>> begin SUPPLIED ENTRIES
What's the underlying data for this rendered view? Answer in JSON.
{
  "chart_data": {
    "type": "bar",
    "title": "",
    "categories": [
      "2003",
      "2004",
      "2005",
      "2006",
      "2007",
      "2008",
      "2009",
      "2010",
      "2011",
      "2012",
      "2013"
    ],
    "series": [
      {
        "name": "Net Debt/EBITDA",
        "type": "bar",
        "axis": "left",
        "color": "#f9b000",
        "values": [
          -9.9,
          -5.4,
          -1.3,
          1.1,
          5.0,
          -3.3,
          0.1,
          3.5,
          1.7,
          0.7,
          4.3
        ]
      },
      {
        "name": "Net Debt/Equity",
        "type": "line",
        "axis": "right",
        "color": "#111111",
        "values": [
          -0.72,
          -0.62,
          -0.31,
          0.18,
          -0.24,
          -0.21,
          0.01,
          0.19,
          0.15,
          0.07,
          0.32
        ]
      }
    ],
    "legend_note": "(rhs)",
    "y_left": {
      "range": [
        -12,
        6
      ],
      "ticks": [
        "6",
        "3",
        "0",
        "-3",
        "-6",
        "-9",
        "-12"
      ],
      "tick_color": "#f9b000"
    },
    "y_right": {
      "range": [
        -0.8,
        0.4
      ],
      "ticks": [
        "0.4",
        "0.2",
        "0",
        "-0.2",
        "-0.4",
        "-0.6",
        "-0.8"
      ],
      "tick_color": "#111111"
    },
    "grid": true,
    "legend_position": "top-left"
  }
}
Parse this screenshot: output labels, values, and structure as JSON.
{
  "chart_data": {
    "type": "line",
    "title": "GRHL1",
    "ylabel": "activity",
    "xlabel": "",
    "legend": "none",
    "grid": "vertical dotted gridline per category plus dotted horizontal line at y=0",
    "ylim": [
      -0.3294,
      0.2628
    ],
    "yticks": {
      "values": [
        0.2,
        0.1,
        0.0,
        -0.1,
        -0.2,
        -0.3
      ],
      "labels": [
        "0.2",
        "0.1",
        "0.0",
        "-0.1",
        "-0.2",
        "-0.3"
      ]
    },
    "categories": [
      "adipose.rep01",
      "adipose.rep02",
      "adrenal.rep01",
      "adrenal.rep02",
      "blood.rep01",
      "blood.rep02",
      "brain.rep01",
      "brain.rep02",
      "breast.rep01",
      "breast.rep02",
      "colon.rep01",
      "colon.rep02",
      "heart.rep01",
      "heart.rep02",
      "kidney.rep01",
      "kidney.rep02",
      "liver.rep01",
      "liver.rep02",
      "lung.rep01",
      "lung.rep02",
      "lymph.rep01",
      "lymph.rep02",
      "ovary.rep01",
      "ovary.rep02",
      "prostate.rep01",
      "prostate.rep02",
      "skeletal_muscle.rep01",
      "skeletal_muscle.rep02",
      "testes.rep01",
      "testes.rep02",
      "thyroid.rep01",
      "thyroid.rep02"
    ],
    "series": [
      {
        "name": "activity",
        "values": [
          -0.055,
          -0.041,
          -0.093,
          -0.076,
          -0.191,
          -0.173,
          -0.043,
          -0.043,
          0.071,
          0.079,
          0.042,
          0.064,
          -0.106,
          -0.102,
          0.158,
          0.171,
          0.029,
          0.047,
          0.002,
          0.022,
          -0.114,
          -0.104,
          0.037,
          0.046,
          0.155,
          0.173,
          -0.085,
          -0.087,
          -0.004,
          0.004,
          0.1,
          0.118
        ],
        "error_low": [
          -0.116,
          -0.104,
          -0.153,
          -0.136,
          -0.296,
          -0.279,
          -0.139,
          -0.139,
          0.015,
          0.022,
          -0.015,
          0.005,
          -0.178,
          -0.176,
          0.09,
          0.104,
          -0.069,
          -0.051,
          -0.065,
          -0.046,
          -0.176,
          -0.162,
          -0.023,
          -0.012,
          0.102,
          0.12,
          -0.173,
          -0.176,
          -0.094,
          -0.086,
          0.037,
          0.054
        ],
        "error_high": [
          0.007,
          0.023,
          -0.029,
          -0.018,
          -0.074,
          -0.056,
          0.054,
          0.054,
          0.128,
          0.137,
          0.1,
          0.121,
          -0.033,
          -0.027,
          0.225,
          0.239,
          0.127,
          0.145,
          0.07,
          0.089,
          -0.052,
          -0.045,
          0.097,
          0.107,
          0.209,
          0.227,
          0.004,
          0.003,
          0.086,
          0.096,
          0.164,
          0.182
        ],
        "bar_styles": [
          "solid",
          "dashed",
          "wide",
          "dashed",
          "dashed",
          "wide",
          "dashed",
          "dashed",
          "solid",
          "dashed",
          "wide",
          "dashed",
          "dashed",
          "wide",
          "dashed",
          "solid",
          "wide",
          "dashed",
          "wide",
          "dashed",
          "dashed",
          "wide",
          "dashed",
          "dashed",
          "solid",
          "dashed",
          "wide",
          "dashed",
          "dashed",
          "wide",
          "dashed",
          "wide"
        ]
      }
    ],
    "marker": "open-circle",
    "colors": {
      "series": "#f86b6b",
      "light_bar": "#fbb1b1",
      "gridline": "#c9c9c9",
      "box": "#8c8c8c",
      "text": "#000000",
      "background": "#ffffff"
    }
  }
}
>> end SUPPLIED ENTRIES
*WHAT IS REQUIRED:* Repeat the data verbatim.

*TASK RESPONSE:*
What's the underlying data for this rendered view? Answer in JSON.
{
  "chart_data": {
    "type": "bar",
    "title": "",
    "categories": [
      "2003",
      "2004",
      "2005",
      "2006",
      "2007",
      "2008",
      "2009",
      "2010",
      "2011",
      "2012",
      "2013"
    ],
    "series": [
      {
        "name": "Net Debt/EBITDA",
        "type": "bar",
        "axis": "left",
        "color": "#f9b000",
        "values": [
          -9.9,
          -5.4,
          -1.3,
          1.1,
          5.0,
          -3.3,
          0.1,
          3.5,
          1.7,
          0.7,
          4.3
        ]
      },
      {
        "name": "Net Debt/Equity",
        "type": "line",
        "axis": "right",
        "color": "#111111",
        "values": [
          -0.72,
          -0.62,
          -0.31,
          0.18,
          -0.24,
          -0.21,
          0.01,
          0.19,
          0.15,
          0.07,
          0.32
        ]
      }
    ],
    "legend_note": "(rhs)",
    "y_left": {
      "range": [
        -12,
        6
      ],
      "ticks": [
        "6",
        "3",
        "0",
        "-3",
        "-6",
        "-9",
        "-12"
      ],
      "tick_color": "#f9b000"
    },
    "y_right": {
      "range": [
        -0.8,
        0.4
      ],
      "ticks": [
        "0.4",
        "0.2",
        "0",
        "-0.2",
        "-0.4",
        "-0.6",
        "-0.8"
      ],
      "tick_color": "#111111"
    },
    "grid": true,
    "legend_position": "top-left"
  }
}
Parse this screenshot: output labels, values, and structure as JSON.
{
  "chart_data": {
    "type": "line",
    "title": "GRHL1",
    "ylabel": "activity",
    "xlabel": "",
    "legend": "none",
    "grid": "vertical dotted gridline per category plus dotted horizontal line at y=0",
    "ylim": [
      -0.3294,
      0.2628
    ],
    "yticks": {
      "values": [
        0.2,
        0.1,
        0.0,
        -0.1,
        -0.2,
        -0.3
      ],
      "labels": [
        "0.2",
        "0.1",
        "0.0",
        "-0.1",
        "-0.2",
        "-0.3"
      ]
    },
    "categories": [
      "adipose.rep01",
      "adipose.rep02",
      "adrenal.rep01",
      "adrenal.rep02",
      "blood.rep01",
      "blood.rep02",
      "brain.rep01",
      "brain.rep02",
      "breast.rep01",
      "breast.rep02",
      "colon.rep01",
      "colon.rep02",
      "heart.rep01",
      "heart.rep02",
      "kidney.rep01",
      "kidney.rep02",
      "liver.rep01",
      "liver.rep02",
      "lung.rep01",
      "lung.rep02",
      "lymph.rep01",
      "lymph.rep02",
      "ovary.rep01",
      "ovary.rep02",
      "prostate.rep01",
      "prostate.rep02",
      "skeletal_muscle.rep01",
      "skeletal_muscle.rep02",
      "testes.rep01",
      "testes.rep02",
      "thyroid.rep01",
      "thyroid.rep02"
    ],
    "series": [
      {
        "name": "activity",
        "values": [
          -0.055,
          -0.041,
          -0.093,
          -0.076,
          -0.191,
          -0.173,
          -0.043,
          -0.043,
          0.071,
          0.079,
          0.042,
          0.064,
          -0.106,
          -0.102,
          0.158,
          0.171,
          0.029,
          0.047,
          0.002,
          0.022,
          -0.114,
          -0.104,
          0.037,
          0.046,
          0.155,
          0.173,
          -0.085,
          -0.087,
          -0.004,
          0.004,
          0.1,
          0.118
        ],
        "error_low": [
          -0.116,
          -0.104,
          -0.153,
          -0.136,
          -0.296,
          -0.279,
          -0.139,
          -0.139,
          0.015,
          0.022,
          -0.015,
          0.005,
          -0.178,
          -0.176,
          0.09,
          0.104,
          -0.069,
          -0.051,
          -0.065,
          -0.046,
          -0.176,
          -0.162,
          -0.023,
          -0.012,
          0.102,
          0.12,
          -0.173,
          -0.176,
          -0.094,
          -0.086,
          0.037,
          0.054
        ],
        "error_high": [
          0.007,
          0.023,
          -0.029,
          -0.018,
          -0.074,
          -0.056,
          0.054,
          0.054,
          0.128,
          0.137,
          0.1,
          0.121,
          -0.033,
          -0.027,
          0.225,
          0.239,
          0.127,
          0.145,
          0.07,
          0.089,
          -0.052,
          -0.045,
          0.097,
          0.107,
          0.209,
          0.227,
          0.004,
          0.003,
          0.086,
          0.096,
          0.164,
          0.182
        ],
        "bar_styles": [
          "solid",
          "dashed",
          "wide",
          "dashed",
          "dashed",
          "wide",
          "dashed",
          "dashed",
          "solid",
          "dashed",
          "wide",
          "dashed",
          "dashed",
          "wide",
          "dashed",
          "solid",
          "wide",
          "dashed",
          "wide",
          "dashed",
          "dashed",
          "wide",
          "dashed",
          "dashed",
          "solid",
          "dashed",
          "wide",
          "dashed",
          "dashed",
          "wide",
          "dashed",
          "wide"
        ]
      }
    ],
    "marker": "open-circle",
    "colors": {
      "series": "#f86b6b",
      "light_bar": "#fbb1b1",
      "gridline": "#c9c9c9",
      "box": "#8c8c8c",
      "text": "#000000",
      "background": "#ffffff"
    }
  }
}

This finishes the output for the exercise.